## Problem requirements
Keep only the lines of the listing that include the word "Consumer", and copy them.

(Excerpt from a dataset)
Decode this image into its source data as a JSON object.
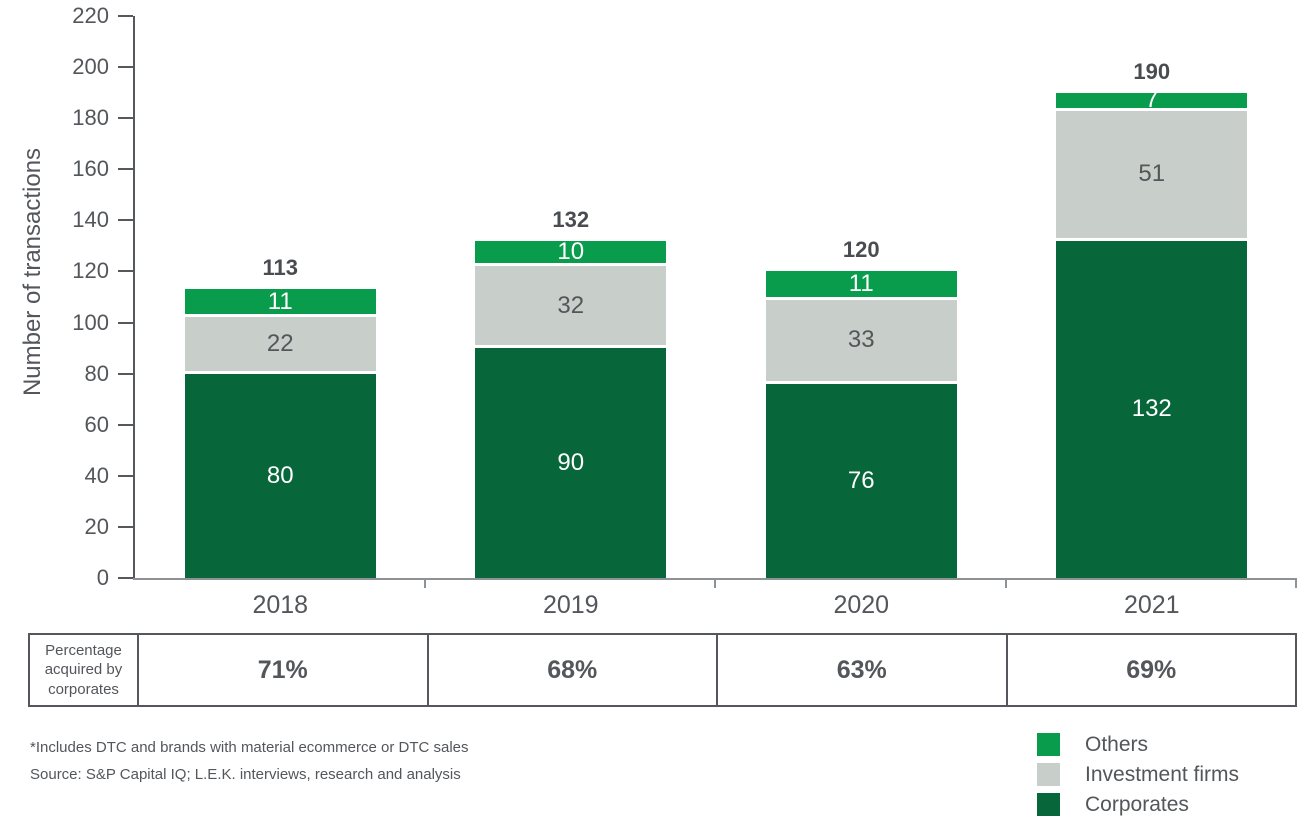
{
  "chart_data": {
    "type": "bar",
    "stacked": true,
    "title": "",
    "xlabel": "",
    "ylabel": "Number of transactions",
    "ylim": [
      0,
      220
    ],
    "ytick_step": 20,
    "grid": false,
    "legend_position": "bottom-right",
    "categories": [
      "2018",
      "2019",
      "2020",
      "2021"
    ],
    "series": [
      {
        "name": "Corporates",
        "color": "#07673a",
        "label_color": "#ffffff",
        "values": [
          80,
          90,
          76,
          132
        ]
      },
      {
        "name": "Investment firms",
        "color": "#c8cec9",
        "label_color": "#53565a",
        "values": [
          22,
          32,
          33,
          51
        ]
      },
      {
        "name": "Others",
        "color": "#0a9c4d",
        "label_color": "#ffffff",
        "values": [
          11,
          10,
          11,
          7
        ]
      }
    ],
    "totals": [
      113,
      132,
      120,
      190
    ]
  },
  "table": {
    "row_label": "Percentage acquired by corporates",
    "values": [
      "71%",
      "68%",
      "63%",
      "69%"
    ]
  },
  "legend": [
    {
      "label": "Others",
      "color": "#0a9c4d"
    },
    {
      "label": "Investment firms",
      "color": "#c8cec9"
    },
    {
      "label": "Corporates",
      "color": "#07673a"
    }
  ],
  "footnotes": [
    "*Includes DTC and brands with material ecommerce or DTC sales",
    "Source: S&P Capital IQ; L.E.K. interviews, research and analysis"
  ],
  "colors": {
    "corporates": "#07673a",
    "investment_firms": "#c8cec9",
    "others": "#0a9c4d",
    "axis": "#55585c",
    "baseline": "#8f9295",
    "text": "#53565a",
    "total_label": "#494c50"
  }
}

...

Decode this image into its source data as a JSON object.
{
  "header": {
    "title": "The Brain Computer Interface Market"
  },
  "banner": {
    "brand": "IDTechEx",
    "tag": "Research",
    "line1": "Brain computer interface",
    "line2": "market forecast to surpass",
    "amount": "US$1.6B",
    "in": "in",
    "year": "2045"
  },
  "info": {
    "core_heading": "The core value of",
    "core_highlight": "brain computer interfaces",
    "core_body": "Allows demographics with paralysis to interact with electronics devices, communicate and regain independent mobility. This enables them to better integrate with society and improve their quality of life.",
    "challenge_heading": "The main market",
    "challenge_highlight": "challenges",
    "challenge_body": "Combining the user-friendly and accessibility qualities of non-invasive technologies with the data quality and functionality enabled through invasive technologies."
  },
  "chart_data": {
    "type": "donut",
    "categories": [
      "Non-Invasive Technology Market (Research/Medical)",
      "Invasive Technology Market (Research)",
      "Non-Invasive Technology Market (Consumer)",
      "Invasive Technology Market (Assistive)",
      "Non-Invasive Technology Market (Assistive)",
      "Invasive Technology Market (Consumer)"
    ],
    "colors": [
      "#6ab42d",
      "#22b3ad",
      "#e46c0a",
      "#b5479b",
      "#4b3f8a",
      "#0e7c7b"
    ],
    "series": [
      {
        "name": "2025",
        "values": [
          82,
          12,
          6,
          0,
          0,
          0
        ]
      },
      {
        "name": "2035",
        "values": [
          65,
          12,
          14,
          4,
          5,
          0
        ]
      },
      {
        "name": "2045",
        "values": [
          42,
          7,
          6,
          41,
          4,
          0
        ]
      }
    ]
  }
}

* * *

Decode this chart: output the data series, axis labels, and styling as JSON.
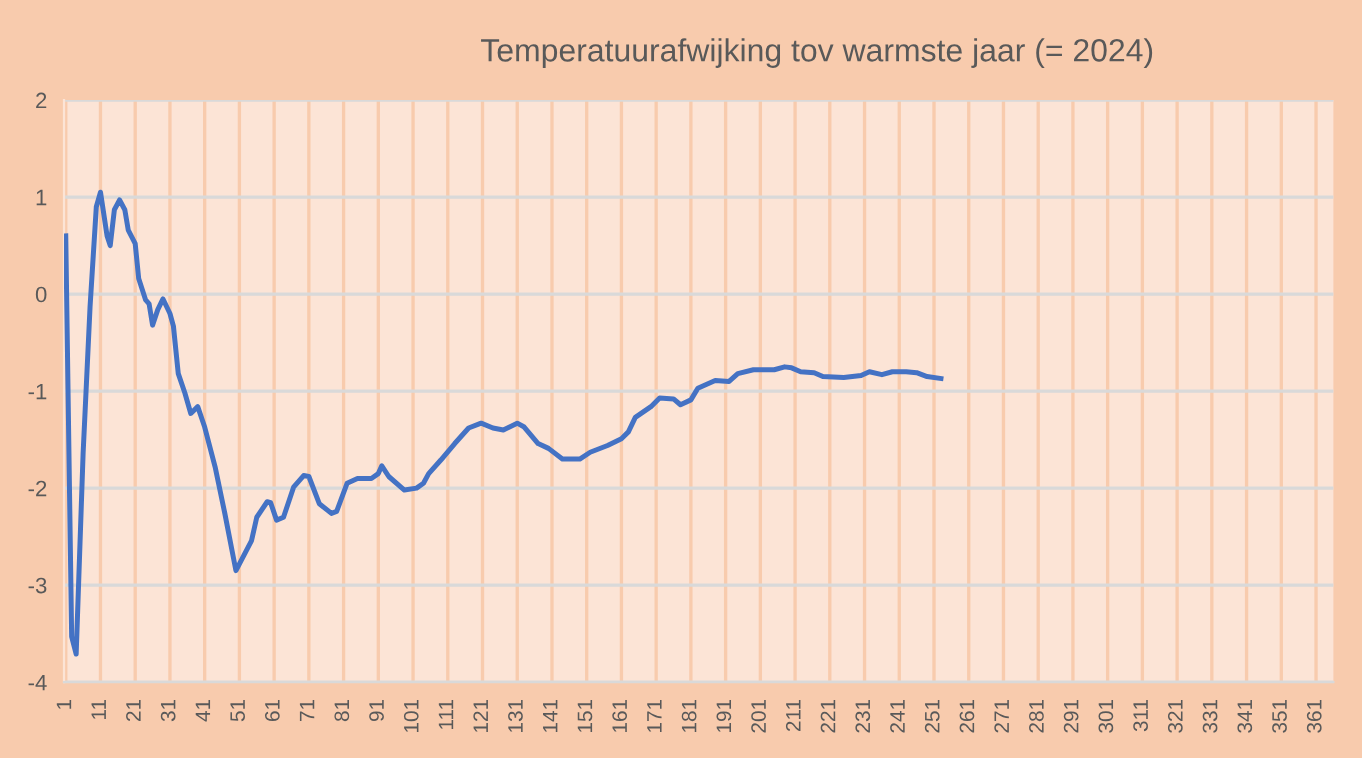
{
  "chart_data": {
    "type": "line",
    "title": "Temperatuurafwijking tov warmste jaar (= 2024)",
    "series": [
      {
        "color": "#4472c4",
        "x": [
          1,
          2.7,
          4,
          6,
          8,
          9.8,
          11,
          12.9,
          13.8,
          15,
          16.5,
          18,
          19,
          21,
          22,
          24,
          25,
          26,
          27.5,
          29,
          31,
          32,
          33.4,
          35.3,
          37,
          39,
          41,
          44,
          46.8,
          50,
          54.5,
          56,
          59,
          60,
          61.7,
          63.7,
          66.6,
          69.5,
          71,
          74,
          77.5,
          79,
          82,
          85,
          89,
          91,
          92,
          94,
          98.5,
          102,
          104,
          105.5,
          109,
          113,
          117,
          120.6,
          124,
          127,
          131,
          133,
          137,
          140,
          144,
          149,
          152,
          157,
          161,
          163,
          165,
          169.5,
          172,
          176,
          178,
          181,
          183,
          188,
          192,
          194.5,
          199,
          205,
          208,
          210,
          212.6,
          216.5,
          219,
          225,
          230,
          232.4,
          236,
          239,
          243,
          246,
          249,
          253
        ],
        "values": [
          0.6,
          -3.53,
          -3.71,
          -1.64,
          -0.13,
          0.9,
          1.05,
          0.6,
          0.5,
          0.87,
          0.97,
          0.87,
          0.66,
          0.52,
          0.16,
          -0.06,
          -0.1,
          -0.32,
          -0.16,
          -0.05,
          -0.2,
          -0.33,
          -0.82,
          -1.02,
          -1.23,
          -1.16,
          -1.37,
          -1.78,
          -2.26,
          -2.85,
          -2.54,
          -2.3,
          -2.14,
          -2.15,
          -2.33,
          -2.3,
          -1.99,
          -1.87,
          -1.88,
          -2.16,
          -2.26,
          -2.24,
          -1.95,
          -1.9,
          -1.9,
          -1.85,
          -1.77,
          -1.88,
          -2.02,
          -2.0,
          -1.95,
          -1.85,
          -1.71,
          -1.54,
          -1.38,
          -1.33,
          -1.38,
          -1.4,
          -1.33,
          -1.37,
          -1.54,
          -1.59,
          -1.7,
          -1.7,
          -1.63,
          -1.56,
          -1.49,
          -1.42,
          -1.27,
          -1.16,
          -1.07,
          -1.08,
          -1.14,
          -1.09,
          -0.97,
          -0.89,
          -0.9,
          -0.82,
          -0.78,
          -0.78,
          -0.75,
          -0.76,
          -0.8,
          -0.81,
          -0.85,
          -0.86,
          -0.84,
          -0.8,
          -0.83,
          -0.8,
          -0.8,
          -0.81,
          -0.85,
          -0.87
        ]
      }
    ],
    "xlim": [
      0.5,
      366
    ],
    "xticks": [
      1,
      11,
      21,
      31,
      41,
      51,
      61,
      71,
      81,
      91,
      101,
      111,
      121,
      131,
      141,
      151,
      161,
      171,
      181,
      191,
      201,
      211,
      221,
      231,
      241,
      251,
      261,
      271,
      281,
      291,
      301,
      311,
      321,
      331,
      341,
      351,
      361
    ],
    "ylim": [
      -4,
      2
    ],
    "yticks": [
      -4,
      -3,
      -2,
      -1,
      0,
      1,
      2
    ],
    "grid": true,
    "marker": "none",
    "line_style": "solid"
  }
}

## Answer for this exercise
      "Non-Invasive Technology Market (Consumer)",
      "Invasive Technology Market (Consumer)"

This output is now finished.